**Source data**:
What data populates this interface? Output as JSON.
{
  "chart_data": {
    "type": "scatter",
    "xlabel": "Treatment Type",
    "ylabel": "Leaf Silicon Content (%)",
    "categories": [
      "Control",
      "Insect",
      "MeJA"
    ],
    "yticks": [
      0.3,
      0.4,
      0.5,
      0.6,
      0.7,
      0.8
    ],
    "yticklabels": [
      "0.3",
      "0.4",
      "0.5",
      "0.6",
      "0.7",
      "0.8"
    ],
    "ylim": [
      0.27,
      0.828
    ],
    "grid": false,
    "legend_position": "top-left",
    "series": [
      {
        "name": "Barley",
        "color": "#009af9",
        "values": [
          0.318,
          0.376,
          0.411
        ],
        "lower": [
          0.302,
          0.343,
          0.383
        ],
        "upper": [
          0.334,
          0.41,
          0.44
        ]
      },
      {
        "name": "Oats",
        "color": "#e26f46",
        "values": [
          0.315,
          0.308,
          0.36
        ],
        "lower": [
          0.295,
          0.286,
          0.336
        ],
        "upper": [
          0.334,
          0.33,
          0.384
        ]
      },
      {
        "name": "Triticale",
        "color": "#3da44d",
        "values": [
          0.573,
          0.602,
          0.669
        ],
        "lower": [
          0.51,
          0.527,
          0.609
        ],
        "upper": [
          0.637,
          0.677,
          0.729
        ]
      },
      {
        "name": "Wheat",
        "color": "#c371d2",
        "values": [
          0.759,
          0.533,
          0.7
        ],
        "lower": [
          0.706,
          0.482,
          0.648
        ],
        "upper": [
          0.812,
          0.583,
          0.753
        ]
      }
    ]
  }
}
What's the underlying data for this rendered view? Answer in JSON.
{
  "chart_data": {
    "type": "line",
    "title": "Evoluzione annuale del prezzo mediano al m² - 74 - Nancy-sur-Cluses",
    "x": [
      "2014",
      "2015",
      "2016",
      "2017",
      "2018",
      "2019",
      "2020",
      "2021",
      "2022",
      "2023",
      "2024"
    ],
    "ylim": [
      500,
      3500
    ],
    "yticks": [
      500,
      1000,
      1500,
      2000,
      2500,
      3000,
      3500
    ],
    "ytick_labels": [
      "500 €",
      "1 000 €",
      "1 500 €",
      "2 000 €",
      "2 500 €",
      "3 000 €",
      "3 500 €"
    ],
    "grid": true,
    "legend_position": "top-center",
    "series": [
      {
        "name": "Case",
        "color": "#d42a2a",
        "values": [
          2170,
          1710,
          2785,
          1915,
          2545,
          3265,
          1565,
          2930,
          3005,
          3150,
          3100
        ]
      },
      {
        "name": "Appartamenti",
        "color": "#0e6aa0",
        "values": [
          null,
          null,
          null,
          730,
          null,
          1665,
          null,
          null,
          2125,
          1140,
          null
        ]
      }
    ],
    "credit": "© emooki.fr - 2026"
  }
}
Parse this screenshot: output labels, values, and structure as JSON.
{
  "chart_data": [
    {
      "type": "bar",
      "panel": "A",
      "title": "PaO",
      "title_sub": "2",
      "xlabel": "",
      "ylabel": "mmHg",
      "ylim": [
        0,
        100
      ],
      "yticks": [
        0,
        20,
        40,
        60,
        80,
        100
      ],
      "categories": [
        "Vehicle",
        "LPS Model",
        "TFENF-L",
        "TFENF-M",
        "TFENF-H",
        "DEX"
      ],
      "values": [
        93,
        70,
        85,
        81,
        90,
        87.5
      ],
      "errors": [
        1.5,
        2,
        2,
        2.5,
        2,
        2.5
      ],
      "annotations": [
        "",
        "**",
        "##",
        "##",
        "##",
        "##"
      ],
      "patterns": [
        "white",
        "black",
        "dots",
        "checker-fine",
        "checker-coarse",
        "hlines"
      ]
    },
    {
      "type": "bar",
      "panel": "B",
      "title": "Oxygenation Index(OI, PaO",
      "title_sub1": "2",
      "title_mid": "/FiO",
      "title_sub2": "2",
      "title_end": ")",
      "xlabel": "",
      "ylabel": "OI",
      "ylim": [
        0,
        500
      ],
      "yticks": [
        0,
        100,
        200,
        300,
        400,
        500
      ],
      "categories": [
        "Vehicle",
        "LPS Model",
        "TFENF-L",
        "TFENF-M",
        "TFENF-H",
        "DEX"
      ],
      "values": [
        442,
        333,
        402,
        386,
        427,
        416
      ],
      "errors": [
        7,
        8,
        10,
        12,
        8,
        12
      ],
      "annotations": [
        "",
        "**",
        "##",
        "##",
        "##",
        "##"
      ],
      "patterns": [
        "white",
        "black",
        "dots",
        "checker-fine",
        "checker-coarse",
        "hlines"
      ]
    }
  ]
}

**What to work on**:
Output the listing above exactly as it appears.

**Final result**:
What data populates this interface? Output as JSON.
{
  "chart_data": {
    "type": "scatter",
    "xlabel": "Treatment Type",
    "ylabel": "Leaf Silicon Content (%)",
    "categories": [
      "Control",
      "Insect",
      "MeJA"
    ],
    "yticks": [
      0.3,
      0.4,
      0.5,
      0.6,
      0.7,
      0.8
    ],
    "yticklabels": [
      "0.3",
      "0.4",
      "0.5",
      "0.6",
      "0.7",
      "0.8"
    ],
    "ylim": [
      0.27,
      0.828
    ],
    "grid": false,
    "legend_position": "top-left",
    "series": [
      {
        "name": "Barley",
        "color": "#009af9",
        "values": [
          0.318,
          0.376,
          0.411
        ],
        "lower": [
          0.302,
          0.343,
          0.383
        ],
        "upper": [
          0.334,
          0.41,
          0.44
        ]
      },
      {
        "name": "Oats",
        "color": "#e26f46",
        "values": [
          0.315,
          0.308,
          0.36
        ],
        "lower": [
          0.295,
          0.286,
          0.336
        ],
        "upper": [
          0.334,
          0.33,
          0.384
        ]
      },
      {
        "name": "Triticale",
        "color": "#3da44d",
        "values": [
          0.573,
          0.602,
          0.669
        ],
        "lower": [
          0.51,
          0.527,
          0.609
        ],
        "upper": [
          0.637,
          0.677,
          0.729
        ]
      },
      {
        "name": "Wheat",
        "color": "#c371d2",
        "values": [
          0.759,
          0.533,
          0.7
        ],
        "lower": [
          0.706,
          0.482,
          0.648
        ],
        "upper": [
          0.812,
          0.583,
          0.753
        ]
      }
    ]
  }
}
What's the underlying data for this rendered view? Answer in JSON.
{
  "chart_data": {
    "type": "line",
    "title": "Evoluzione annuale del prezzo mediano al m² - 74 - Nancy-sur-Cluses",
    "x": [
      "2014",
      "2015",
      "2016",
      "2017",
      "2018",
      "2019",
      "2020",
      "2021",
      "2022",
      "2023",
      "2024"
    ],
    "ylim": [
      500,
      3500
    ],
    "yticks": [
      500,
      1000,
      1500,
      2000,
      2500,
      3000,
      3500
    ],
    "ytick_labels": [
      "500 €",
      "1 000 €",
      "1 500 €",
      "2 000 €",
      "2 500 €",
      "3 000 €",
      "3 500 €"
    ],
    "grid": true,
    "legend_position": "top-center",
    "series": [
      {
        "name": "Case",
        "color": "#d42a2a",
        "values": [
          2170,
          1710,
          2785,
          1915,
          2545,
          3265,
          1565,
          2930,
          3005,
          3150,
          3100
        ]
      },
      {
        "name": "Appartamenti",
        "color": "#0e6aa0",
        "values": [
          null,
          null,
          null,
          730,
          null,
          1665,
          null,
          null,
          2125,
          1140,
          null
        ]
      }
    ],
    "credit": "© emooki.fr - 2026"
  }
}
Parse this screenshot: output labels, values, and structure as JSON.
{
  "chart_data": [
    {
      "type": "bar",
      "panel": "A",
      "title": "PaO",
      "title_sub": "2",
      "xlabel": "",
      "ylabel": "mmHg",
      "ylim": [
        0,
        100
      ],
      "yticks": [
        0,
        20,
        40,
        60,
        80,
        100
      ],
      "categories": [
        "Vehicle",
        "LPS Model",
        "TFENF-L",
        "TFENF-M",
        "TFENF-H",
        "DEX"
      ],
      "values": [
        93,
        70,
        85,
        81,
        90,
        87.5
      ],
      "errors": [
        1.5,
        2,
        2,
        2.5,
        2,
        2.5
      ],
      "annotations": [
        "",
        "**",
        "##",
        "##",
        "##",
        "##"
      ],
      "patterns": [
        "white",
        "black",
        "dots",
        "checker-fine",
        "checker-coarse",
        "hlines"
      ]
    },
    {
      "type": "bar",
      "panel": "B",
      "title": "Oxygenation Index(OI, PaO",
      "title_sub1": "2",
      "title_mid": "/FiO",
      "title_sub2": "2",
      "title_end": ")",
      "xlabel": "",
      "ylabel": "OI",
      "ylim": [
        0,
        500
      ],
      "yticks": [
        0,
        100,
        200,
        300,
        400,
        500
      ],
      "categories": [
        "Vehicle",
        "LPS Model",
        "TFENF-L",
        "TFENF-M",
        "TFENF-H",
        "DEX"
      ],
      "values": [
        442,
        333,
        402,
        386,
        427,
        416
      ],
      "errors": [
        7,
        8,
        10,
        12,
        8,
        12
      ],
      "annotations": [
        "",
        "**",
        "##",
        "##",
        "##",
        "##"
      ],
      "patterns": [
        "white",
        "black",
        "dots",
        "checker-fine",
        "checker-coarse",
        "hlines"
      ]
    }
  ]
}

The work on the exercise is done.